> [Instructions to follow] Copy every entry word for word, but skip the pictures.

Figure collection entries
===============

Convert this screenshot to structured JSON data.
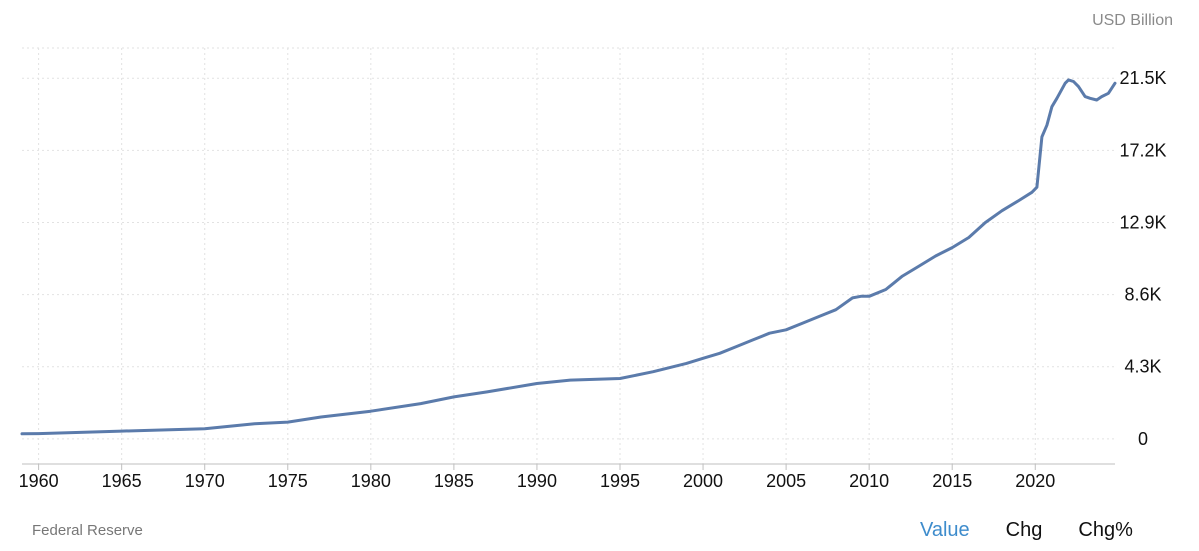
{
  "header": {
    "unit_label": "USD Billion"
  },
  "footer": {
    "source": "Federal Reserve",
    "tabs": [
      {
        "label": "Value",
        "active": true
      },
      {
        "label": "Chg",
        "active": false
      },
      {
        "label": "Chg%",
        "active": false
      }
    ]
  },
  "colors": {
    "line": "#5b7bab",
    "grid": "#e2e2e2",
    "axis": "#bfbfbf",
    "active_tab": "#3e8ccc"
  },
  "chart_data": {
    "type": "line",
    "grid": "dotted",
    "yaxis_side": "right",
    "xlim": [
      1959,
      2024.8
    ],
    "ylim": [
      -1500,
      23300
    ],
    "y_ticks": [
      0,
      4300,
      8600,
      12900,
      17200,
      21500
    ],
    "y_tick_labels": [
      "0",
      "4.3K",
      "8.6K",
      "12.9K",
      "17.2K",
      "21.5K"
    ],
    "x_ticks": [
      1960,
      1965,
      1970,
      1975,
      1980,
      1985,
      1990,
      1995,
      2000,
      2005,
      2010,
      2015,
      2020
    ],
    "x_tick_labels": [
      "1960",
      "1965",
      "1970",
      "1975",
      "1980",
      "1985",
      "1990",
      "1995",
      "2000",
      "2005",
      "2010",
      "2015",
      "2020"
    ],
    "series": [
      {
        "x": [
          1959,
          1960,
          1965,
          1970,
          1973,
          1975,
          1977,
          1980,
          1983,
          1985,
          1987,
          1990,
          1992,
          1995,
          1997,
          1999,
          2000,
          2001,
          2002,
          2003,
          2004,
          2005,
          2006,
          2007,
          2008,
          2009,
          2009.5,
          2010,
          2011,
          2011.5,
          2012,
          2013,
          2014,
          2015,
          2016,
          2017,
          2018,
          2019,
          2019.8,
          2020.1,
          2020.4,
          2020.7,
          2021,
          2021.3,
          2021.8,
          2022,
          2022.3,
          2022.6,
          2023,
          2023.3,
          2023.7,
          2024,
          2024.4,
          2024.8
        ],
        "y": [
          300,
          310,
          460,
          600,
          900,
          1000,
          1300,
          1650,
          2100,
          2500,
          2800,
          3300,
          3500,
          3600,
          4000,
          4500,
          4800,
          5100,
          5500,
          5900,
          6300,
          6500,
          6900,
          7300,
          7700,
          8400,
          8500,
          8500,
          8900,
          9300,
          9700,
          10300,
          10900,
          11400,
          12000,
          12900,
          13600,
          14200,
          14700,
          15000,
          18000,
          18700,
          19800,
          20300,
          21200,
          21400,
          21300,
          21000,
          20400,
          20300,
          20200,
          20400,
          20600,
          21200
        ]
      }
    ]
  }
}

===============

> [Answer to this task]
Convert this screenshot to structured JSON data.
{
  "header": {
    "unit_label": "USD Billion"
  },
  "footer": {
    "source": "Federal Reserve",
    "tabs": [
      {
        "label": "Value",
        "active": true
      },
      {
        "label": "Chg",
        "active": false
      },
      {
        "label": "Chg%",
        "active": false
      }
    ]
  },
  "colors": {
    "line": "#5b7bab",
    "grid": "#e2e2e2",
    "axis": "#bfbfbf",
    "active_tab": "#3e8ccc"
  },
  "chart_data": {
    "type": "line",
    "grid": "dotted",
    "yaxis_side": "right",
    "xlim": [
      1959,
      2024.8
    ],
    "ylim": [
      -1500,
      23300
    ],
    "y_ticks": [
      0,
      4300,
      8600,
      12900,
      17200,
      21500
    ],
    "y_tick_labels": [
      "0",
      "4.3K",
      "8.6K",
      "12.9K",
      "17.2K",
      "21.5K"
    ],
    "x_ticks": [
      1960,
      1965,
      1970,
      1975,
      1980,
      1985,
      1990,
      1995,
      2000,
      2005,
      2010,
      2015,
      2020
    ],
    "x_tick_labels": [
      "1960",
      "1965",
      "1970",
      "1975",
      "1980",
      "1985",
      "1990",
      "1995",
      "2000",
      "2005",
      "2010",
      "2015",
      "2020"
    ],
    "series": [
      {
        "x": [
          1959,
          1960,
          1965,
          1970,
          1973,
          1975,
          1977,
          1980,
          1983,
          1985,
          1987,
          1990,
          1992,
          1995,
          1997,
          1999,
          2000,
          2001,
          2002,
          2003,
          2004,
          2005,
          2006,
          2007,
          2008,
          2009,
          2009.5,
          2010,
          2011,
          2011.5,
          2012,
          2013,
          2014,
          2015,
          2016,
          2017,
          2018,
          2019,
          2019.8,
          2020.1,
          2020.4,
          2020.7,
          2021,
          2021.3,
          2021.8,
          2022,
          2022.3,
          2022.6,
          2023,
          2023.3,
          2023.7,
          2024,
          2024.4,
          2024.8
        ],
        "y": [
          300,
          310,
          460,
          600,
          900,
          1000,
          1300,
          1650,
          2100,
          2500,
          2800,
          3300,
          3500,
          3600,
          4000,
          4500,
          4800,
          5100,
          5500,
          5900,
          6300,
          6500,
          6900,
          7300,
          7700,
          8400,
          8500,
          8500,
          8900,
          9300,
          9700,
          10300,
          10900,
          11400,
          12000,
          12900,
          13600,
          14200,
          14700,
          15000,
          18000,
          18700,
          19800,
          20300,
          21200,
          21400,
          21300,
          21000,
          20400,
          20300,
          20200,
          20400,
          20600,
          21200
        ]
      }
    ]
  }
}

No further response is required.